■ WRITTEN PROBLEM: Write out, please, the line containing "Decode this image" together with all lines after it, up to and including the last one, with no other output.

■ INPUT RECORDS:
+++

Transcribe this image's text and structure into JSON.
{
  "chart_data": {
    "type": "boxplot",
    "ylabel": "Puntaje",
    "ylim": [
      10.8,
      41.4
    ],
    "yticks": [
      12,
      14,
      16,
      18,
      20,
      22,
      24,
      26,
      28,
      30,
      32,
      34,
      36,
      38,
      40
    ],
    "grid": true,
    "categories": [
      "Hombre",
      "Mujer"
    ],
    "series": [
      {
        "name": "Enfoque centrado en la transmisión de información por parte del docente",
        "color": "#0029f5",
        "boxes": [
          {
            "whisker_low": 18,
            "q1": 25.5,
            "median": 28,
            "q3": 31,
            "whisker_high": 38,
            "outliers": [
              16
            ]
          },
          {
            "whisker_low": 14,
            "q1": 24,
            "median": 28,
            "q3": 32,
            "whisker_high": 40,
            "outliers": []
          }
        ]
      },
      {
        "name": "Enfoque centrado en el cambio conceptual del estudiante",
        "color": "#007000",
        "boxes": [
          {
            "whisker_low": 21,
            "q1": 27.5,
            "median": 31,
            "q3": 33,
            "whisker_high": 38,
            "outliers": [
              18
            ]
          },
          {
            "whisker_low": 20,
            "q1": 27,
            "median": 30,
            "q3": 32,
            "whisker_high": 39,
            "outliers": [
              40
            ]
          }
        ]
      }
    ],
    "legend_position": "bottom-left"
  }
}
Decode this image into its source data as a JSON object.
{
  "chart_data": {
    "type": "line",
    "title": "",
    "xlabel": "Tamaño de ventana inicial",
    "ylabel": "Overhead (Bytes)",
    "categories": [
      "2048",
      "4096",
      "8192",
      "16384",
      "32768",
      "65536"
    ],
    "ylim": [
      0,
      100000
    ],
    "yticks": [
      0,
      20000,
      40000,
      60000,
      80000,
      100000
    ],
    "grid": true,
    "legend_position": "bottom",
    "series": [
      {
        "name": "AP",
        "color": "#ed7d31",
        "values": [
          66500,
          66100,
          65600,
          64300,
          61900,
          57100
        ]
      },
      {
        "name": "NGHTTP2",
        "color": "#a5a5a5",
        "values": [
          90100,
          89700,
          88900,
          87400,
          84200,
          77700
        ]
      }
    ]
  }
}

+++

■ CORRECT ANSWER:
Decode this image into its source data as a JSON object.
{
  "chart_data": {
    "type": "line",
    "title": "",
    "xlabel": "Tamaño de ventana inicial",
    "ylabel": "Overhead (Bytes)",
    "categories": [
      "2048",
      "4096",
      "8192",
      "16384",
      "32768",
      "65536"
    ],
    "ylim": [
      0,
      100000
    ],
    "yticks": [
      0,
      20000,
      40000,
      60000,
      80000,
      100000
    ],
    "grid": true,
    "legend_position": "bottom",
    "series": [
      {
        "name": "AP",
        "color": "#ed7d31",
        "values": [
          66500,
          66100,
          65600,
          64300,
          61900,
          57100
        ]
      },
      {
        "name": "NGHTTP2",
        "color": "#a5a5a5",
        "values": [
          90100,
          89700,
          88900,
          87400,
          84200,
          77700
        ]
      }
    ]
  }
}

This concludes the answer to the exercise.